● Work required
Omit the pictures and output every entry below exactly as written.

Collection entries
· · · · ·

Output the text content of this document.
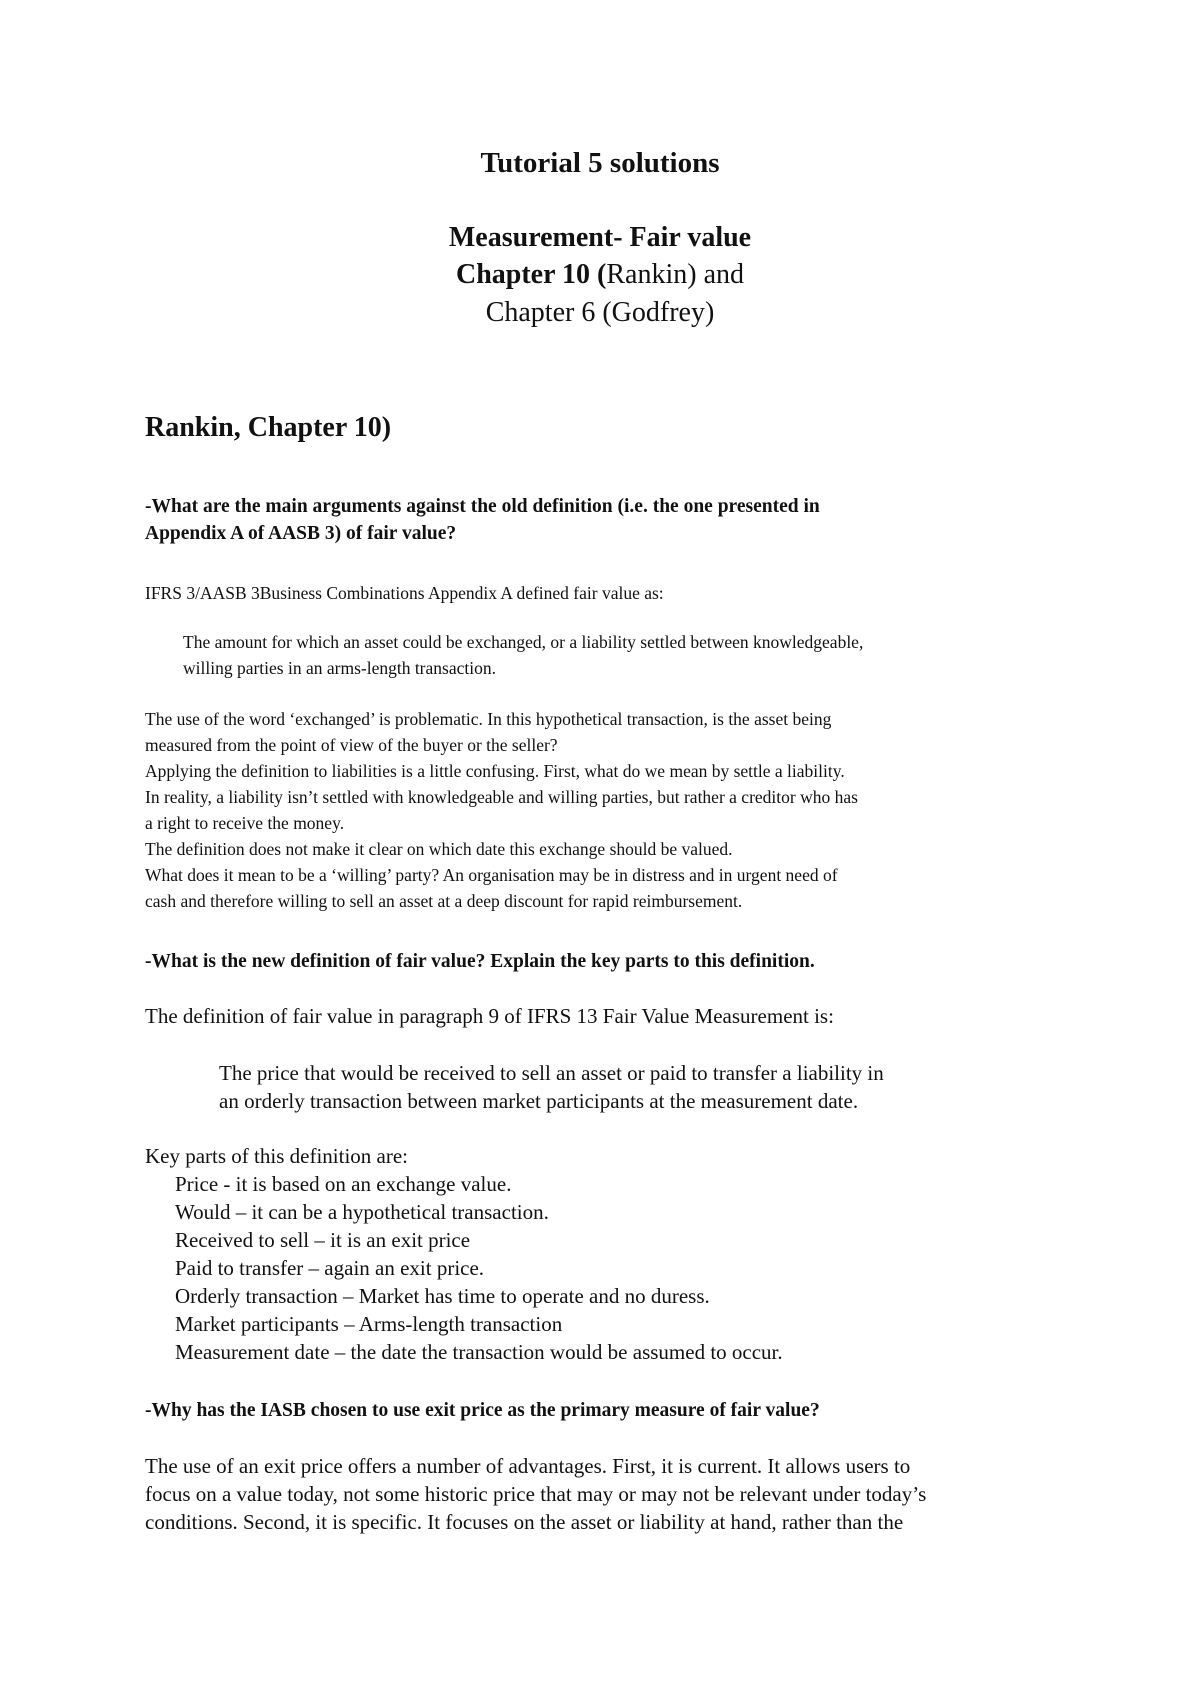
Tutorial 5 solutions
Measurement- Fair value
Chapter 10 (Rankin) and
Chapter 6 (Godfrey)
Rankin, Chapter 10)

-What are the main arguments against the old definition (i.e. the one presented in

Appendix A of AASB 3) of fair value?

IFRS 3/AASB 3Business Combinations Appendix A defined fair value as:

The amount for which an asset could be exchanged, or a liability settled between knowledgeable,

willing parties in an arms-length transaction.

The use of the word ‘exchanged’ is problematic. In this hypothetical transaction, is the asset being

measured from the point of view of the buyer or the seller?

Applying the definition to liabilities is a little confusing. First, what do we mean by settle a liability.

In reality, a liability isn’t settled with knowledgeable and willing parties, but rather a creditor who has

a right to receive the money.

The definition does not make it clear on which date this exchange should be valued.

What does it mean to be a ‘willing’ party? An organisation may be in distress and in urgent need of

cash and therefore willing to sell an asset at a deep discount for rapid reimbursement.

-What is the new definition of fair value? Explain the key parts to this definition.
The definition of fair value in paragraph 9 of IFRS 13 Fair Value Measurement is:

The price that would be received to sell an asset or paid to transfer a liability in

an orderly transaction between market participants at the measurement date.

Key parts of this definition are:

Price - it is based on an exchange value.
Would – it can be a hypothetical transaction.
Received to sell – it is an exit price
Paid to transfer – again an exit price.
Orderly transaction – Market has time to operate and no duress.
Market participants – Arms-length transaction
Measurement date – the date the transaction would be assumed to occur.
-Why has the IASB chosen to use exit price as the primary measure of fair value?

The use of an exit price offers a number of advantages. First, it is current. It allows users to

focus on a value today, not some historic price that may or may not be relevant under today’s

conditions. Second, it is specific. It focuses on the asset or liability at hand, rather than the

· · · · ·

● Written solution
Output the text content of this document.
Tutorial 5 solutions
Measurement- Fair value
Chapter 10 (Rankin) and
Chapter 6 (Godfrey)
Rankin, Chapter 10)

-What are the main arguments against the old definition (i.e. the one presented in

Appendix A of AASB 3) of fair value?

IFRS 3/AASB 3Business Combinations Appendix A defined fair value as:

The amount for which an asset could be exchanged, or a liability settled between knowledgeable,

willing parties in an arms-length transaction.

The use of the word ‘exchanged’ is problematic. In this hypothetical transaction, is the asset being

measured from the point of view of the buyer or the seller?

Applying the definition to liabilities is a little confusing. First, what do we mean by settle a liability.

In reality, a liability isn’t settled with knowledgeable and willing parties, but rather a creditor who has

a right to receive the money.

The definition does not make it clear on which date this exchange should be valued.

What does it mean to be a ‘willing’ party? An organisation may be in distress and in urgent need of

cash and therefore willing to sell an asset at a deep discount for rapid reimbursement.

-What is the new definition of fair value? Explain the key parts to this definition.
The definition of fair value in paragraph 9 of IFRS 13 Fair Value Measurement is:

The price that would be received to sell an asset or paid to transfer a liability in

an orderly transaction between market participants at the measurement date.

Key parts of this definition are:

Price - it is based on an exchange value.
Would – it can be a hypothetical transaction.
Received to sell – it is an exit price
Paid to transfer – again an exit price.
Orderly transaction – Market has time to operate and no duress.
Market participants – Arms-length transaction
Measurement date – the date the transaction would be assumed to occur.
-Why has the IASB chosen to use exit price as the primary measure of fair value?

The use of an exit price offers a number of advantages. First, it is current. It allows users to

focus on a value today, not some historic price that may or may not be relevant under today’s

conditions. Second, it is specific. It focuses on the asset or liability at hand, rather than the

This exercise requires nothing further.